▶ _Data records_
═══
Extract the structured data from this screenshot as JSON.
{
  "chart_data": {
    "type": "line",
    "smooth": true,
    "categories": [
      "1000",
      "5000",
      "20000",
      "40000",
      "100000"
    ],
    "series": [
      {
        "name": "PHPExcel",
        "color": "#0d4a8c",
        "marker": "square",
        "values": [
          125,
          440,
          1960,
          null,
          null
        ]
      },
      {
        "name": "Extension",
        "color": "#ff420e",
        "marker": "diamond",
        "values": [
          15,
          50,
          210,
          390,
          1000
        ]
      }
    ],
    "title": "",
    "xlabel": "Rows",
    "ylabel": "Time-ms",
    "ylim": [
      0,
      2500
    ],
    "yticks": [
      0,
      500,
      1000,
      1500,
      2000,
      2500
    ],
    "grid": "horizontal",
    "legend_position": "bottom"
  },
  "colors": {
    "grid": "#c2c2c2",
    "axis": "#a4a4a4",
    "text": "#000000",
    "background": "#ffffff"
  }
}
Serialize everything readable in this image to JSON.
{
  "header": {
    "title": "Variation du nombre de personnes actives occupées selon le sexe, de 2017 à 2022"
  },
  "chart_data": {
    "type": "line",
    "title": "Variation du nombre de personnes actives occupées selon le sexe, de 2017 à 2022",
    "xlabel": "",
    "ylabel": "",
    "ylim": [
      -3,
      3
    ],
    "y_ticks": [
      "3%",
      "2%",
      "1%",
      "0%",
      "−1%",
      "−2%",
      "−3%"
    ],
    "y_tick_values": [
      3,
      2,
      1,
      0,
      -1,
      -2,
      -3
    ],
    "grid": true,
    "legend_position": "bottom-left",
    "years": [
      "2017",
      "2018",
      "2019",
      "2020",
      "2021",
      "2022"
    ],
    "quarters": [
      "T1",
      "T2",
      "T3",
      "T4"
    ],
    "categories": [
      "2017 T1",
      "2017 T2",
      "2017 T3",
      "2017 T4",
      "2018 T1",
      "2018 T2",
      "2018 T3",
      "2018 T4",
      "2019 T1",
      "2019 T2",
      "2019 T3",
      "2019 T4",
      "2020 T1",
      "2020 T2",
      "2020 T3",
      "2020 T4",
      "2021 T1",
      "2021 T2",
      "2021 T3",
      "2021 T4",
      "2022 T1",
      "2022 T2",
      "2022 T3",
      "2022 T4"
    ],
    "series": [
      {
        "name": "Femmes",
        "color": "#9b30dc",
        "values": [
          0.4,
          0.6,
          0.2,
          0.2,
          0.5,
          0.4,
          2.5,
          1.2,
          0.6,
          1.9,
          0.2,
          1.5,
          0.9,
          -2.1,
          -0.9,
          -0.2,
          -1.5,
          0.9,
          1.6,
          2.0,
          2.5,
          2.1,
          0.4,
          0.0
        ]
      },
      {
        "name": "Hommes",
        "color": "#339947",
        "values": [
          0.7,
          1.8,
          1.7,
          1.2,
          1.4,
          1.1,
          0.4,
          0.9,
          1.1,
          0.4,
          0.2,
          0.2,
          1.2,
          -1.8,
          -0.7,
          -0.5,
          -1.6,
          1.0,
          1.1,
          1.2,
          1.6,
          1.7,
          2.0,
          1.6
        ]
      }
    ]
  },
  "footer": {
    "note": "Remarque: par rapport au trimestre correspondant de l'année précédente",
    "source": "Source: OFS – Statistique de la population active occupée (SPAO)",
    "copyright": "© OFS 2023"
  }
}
═══
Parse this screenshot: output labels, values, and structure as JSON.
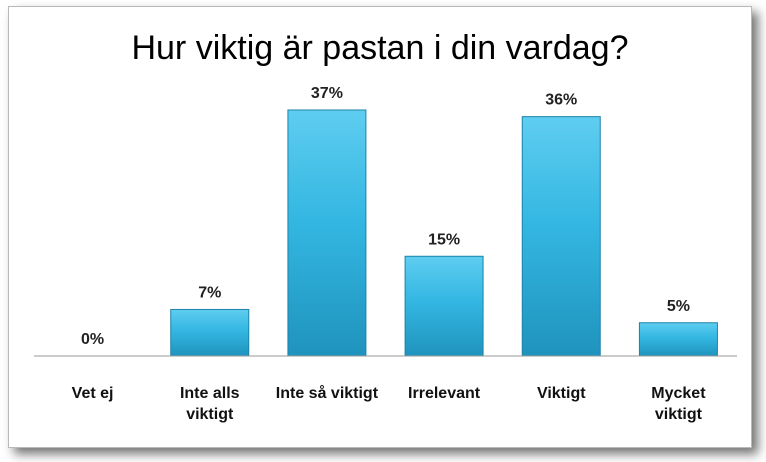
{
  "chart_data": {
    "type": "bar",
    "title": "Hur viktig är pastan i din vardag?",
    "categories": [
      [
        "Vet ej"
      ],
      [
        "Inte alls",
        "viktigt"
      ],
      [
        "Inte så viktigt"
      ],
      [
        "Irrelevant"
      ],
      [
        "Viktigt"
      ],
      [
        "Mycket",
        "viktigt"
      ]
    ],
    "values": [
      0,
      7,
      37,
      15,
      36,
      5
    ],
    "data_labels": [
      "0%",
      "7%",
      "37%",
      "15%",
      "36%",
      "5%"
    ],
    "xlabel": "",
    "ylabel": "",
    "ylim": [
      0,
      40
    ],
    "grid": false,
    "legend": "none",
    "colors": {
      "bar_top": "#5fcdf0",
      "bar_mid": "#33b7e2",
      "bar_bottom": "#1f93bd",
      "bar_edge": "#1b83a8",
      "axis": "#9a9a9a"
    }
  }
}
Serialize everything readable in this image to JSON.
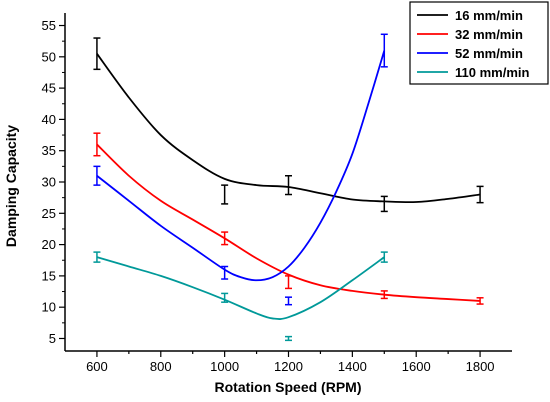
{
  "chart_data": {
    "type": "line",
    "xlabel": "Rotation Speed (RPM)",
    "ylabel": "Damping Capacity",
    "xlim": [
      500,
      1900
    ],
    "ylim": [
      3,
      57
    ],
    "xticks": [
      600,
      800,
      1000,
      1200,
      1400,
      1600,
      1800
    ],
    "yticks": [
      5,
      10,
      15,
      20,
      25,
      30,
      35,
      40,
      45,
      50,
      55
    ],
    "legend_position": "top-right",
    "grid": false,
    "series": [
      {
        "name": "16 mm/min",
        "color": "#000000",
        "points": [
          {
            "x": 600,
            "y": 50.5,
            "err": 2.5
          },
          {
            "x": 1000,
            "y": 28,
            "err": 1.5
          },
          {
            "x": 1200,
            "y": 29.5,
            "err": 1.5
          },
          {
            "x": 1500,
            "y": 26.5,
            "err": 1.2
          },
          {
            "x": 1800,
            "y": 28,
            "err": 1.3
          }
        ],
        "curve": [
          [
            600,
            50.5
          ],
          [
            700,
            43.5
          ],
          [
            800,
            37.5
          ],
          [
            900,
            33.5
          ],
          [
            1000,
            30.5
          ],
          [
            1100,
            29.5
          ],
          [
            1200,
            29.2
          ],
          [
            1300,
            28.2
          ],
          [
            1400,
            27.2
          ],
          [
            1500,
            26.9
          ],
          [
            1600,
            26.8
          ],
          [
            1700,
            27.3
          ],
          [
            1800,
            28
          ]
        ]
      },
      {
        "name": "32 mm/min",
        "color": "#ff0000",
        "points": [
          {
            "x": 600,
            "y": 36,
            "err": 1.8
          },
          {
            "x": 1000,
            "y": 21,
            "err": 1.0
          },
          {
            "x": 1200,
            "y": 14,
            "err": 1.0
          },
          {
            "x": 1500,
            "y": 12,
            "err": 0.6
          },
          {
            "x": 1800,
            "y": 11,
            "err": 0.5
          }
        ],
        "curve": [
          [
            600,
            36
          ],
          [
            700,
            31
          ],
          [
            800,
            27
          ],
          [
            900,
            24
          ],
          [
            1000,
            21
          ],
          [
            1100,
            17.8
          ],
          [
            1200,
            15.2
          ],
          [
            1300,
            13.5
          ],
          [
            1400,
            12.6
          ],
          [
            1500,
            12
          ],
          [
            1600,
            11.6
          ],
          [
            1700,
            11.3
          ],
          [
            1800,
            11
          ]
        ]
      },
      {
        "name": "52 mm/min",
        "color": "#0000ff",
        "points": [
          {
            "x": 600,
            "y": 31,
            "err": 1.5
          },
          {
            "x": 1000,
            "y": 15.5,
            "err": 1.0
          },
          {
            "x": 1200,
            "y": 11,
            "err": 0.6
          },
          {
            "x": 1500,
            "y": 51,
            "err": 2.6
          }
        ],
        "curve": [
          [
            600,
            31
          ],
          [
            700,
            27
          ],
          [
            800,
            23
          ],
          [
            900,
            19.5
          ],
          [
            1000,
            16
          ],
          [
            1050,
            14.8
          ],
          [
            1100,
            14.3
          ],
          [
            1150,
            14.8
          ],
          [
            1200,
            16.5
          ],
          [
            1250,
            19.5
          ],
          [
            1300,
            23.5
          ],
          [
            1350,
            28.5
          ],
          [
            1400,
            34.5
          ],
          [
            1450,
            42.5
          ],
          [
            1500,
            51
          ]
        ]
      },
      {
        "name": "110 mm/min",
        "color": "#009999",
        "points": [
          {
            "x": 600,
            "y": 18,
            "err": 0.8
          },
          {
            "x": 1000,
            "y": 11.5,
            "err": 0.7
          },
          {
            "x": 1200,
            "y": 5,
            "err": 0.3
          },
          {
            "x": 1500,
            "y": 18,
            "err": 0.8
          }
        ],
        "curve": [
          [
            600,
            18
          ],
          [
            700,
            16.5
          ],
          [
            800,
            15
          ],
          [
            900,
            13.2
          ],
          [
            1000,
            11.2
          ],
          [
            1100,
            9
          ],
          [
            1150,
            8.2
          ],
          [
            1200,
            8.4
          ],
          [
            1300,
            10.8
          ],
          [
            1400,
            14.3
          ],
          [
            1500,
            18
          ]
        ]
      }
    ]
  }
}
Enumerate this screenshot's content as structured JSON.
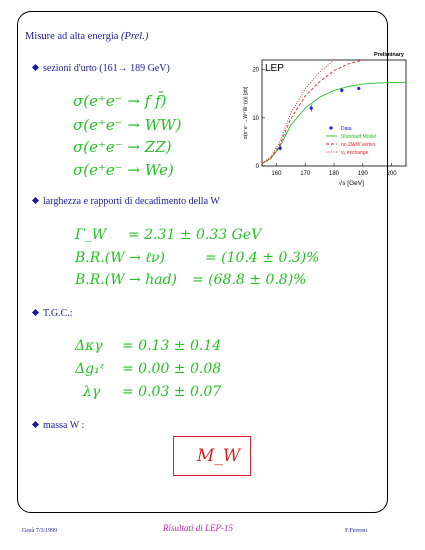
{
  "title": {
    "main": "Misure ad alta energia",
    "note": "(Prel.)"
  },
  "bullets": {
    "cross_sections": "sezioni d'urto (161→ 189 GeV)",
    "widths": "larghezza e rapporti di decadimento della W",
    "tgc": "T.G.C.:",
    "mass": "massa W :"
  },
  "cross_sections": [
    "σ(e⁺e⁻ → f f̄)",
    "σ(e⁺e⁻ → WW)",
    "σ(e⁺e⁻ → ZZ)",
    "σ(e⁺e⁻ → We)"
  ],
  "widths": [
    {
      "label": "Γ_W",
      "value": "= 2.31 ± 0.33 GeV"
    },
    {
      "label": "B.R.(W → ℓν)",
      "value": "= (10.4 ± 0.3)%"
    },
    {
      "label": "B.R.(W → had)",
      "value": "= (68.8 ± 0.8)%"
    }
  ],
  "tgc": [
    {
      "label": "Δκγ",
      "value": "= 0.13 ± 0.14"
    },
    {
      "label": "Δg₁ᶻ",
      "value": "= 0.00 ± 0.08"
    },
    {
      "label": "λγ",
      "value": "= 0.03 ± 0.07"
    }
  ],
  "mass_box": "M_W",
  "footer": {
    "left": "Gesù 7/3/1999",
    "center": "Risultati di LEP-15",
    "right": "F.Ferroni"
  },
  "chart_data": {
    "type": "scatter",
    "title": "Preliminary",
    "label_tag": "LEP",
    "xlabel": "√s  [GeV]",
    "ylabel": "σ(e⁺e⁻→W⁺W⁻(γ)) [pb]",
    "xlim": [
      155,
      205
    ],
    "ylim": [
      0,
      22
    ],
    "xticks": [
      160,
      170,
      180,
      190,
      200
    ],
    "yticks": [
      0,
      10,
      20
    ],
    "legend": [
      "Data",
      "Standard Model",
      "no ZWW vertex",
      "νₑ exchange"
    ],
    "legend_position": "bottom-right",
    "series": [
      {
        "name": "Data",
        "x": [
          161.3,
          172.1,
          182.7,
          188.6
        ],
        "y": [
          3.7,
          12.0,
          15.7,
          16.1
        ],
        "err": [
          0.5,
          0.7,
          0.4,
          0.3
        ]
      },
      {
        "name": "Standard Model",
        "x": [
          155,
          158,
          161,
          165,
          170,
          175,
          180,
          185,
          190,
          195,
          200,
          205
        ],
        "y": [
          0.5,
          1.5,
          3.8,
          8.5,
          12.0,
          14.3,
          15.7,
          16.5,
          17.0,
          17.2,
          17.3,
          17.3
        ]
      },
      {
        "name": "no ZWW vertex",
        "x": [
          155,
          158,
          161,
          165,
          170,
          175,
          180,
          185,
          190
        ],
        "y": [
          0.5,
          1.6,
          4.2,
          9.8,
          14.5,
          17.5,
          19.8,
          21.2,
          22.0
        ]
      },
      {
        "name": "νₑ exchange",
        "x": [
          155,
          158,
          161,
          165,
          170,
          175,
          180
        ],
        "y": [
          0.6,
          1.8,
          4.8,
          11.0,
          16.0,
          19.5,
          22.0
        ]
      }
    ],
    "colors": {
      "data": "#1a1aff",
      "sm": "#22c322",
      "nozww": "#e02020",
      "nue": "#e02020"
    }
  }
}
═══
▶ _STATED TASK_
Show all lines from the listing above in which "JSON" appears.

▶ _TASK ANSWER_
Extract the structured data from this screenshot as JSON.
Serialize everything readable in this image to JSON.
Parse this screenshot: output labels, values, and structure as JSON.
Serialize everything readable in this image to JSON.
Enumerate this screenshot's content as structured JSON.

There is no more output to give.